## [TASK DESCRIPTION]
Tell how many lines in the records contain the word "Golden"; the number alone is the answer.

## [SOURCE INFORMATION]

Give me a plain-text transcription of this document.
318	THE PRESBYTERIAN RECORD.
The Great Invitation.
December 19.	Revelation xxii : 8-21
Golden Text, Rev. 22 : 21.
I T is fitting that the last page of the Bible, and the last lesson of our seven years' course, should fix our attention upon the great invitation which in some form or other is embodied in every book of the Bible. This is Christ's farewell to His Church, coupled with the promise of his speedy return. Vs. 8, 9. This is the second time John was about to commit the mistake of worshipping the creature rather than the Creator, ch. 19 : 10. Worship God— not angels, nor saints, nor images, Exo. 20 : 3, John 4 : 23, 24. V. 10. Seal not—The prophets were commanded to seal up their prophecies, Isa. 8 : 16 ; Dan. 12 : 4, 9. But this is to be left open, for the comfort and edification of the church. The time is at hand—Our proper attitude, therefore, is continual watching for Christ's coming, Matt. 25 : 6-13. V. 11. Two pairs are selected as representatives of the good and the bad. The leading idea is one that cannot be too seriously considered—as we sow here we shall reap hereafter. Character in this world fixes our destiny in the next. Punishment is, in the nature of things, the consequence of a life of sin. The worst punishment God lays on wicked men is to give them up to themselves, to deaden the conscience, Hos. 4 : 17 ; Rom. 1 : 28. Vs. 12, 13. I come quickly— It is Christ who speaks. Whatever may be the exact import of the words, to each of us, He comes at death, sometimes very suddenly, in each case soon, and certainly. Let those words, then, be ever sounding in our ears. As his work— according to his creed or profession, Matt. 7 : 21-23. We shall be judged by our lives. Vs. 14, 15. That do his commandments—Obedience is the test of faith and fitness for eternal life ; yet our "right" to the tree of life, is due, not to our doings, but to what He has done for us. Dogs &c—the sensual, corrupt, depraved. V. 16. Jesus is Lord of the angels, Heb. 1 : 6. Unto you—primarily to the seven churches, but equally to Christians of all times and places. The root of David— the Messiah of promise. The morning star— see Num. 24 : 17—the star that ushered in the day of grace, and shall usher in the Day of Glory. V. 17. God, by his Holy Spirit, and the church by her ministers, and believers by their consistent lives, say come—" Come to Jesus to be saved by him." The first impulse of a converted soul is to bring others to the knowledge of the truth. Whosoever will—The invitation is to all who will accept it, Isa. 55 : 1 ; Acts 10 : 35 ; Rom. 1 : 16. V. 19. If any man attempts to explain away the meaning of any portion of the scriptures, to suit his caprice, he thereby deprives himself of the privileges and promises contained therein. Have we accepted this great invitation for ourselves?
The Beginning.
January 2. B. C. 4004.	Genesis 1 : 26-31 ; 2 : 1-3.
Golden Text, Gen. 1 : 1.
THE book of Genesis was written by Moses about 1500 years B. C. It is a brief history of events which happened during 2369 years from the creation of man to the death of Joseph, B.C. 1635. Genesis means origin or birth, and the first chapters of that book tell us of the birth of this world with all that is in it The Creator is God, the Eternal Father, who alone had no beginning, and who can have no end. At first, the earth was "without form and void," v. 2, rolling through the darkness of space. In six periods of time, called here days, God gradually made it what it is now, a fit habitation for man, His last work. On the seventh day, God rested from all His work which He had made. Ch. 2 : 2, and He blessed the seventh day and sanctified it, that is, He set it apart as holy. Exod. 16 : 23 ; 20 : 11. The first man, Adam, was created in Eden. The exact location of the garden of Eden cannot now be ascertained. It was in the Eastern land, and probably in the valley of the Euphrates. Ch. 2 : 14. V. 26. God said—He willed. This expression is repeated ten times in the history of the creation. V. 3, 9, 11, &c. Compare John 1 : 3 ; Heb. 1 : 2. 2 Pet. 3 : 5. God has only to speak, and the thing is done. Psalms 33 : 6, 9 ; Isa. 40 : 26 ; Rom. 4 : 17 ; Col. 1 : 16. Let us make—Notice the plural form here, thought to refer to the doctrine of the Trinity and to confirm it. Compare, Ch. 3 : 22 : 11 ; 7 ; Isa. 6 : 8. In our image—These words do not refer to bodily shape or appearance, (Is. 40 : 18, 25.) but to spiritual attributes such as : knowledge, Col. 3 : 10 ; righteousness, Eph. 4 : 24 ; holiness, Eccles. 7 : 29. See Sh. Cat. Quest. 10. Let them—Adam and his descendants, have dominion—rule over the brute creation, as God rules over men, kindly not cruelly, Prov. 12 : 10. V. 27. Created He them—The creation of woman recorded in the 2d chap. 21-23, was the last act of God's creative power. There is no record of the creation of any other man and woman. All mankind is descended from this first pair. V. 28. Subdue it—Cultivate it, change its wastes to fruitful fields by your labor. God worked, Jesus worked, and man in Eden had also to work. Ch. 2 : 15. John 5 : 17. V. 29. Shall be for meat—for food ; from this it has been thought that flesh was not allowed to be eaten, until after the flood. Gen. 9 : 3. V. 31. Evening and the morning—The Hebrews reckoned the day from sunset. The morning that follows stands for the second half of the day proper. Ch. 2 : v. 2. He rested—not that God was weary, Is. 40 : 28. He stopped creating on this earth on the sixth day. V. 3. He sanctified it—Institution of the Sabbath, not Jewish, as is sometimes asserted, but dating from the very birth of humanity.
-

## [TASK OUTPUT]
2